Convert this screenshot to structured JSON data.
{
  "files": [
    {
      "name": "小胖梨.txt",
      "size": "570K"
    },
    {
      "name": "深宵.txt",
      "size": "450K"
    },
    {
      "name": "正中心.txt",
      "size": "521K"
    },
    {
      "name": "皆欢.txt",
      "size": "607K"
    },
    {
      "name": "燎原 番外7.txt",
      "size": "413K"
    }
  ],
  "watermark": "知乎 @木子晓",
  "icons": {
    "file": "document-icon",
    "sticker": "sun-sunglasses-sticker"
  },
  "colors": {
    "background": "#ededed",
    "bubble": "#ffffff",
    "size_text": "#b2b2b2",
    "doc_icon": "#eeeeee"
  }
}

-*-*-

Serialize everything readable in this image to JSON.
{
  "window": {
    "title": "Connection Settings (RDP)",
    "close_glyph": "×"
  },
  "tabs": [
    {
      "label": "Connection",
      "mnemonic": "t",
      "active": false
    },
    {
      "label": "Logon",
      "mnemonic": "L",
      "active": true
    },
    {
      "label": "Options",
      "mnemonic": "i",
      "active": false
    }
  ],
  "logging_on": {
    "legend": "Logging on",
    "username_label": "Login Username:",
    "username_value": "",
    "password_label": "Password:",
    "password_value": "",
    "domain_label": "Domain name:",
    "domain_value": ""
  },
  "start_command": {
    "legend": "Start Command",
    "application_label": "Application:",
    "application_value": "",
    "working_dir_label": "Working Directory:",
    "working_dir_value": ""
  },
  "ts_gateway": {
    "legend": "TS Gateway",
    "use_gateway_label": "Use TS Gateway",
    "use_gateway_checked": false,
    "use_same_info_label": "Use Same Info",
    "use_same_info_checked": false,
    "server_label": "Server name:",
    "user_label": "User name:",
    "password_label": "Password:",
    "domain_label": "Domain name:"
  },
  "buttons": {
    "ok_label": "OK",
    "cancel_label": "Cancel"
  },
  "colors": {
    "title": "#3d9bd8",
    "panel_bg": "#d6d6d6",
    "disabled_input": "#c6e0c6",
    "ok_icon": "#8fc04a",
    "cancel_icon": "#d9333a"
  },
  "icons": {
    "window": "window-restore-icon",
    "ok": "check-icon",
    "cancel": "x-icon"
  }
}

-*-*-

Find each line that has the word "title", then copy it out.

    "title": "Connection Settings (RDP)",
    "title": "#3d9bd8",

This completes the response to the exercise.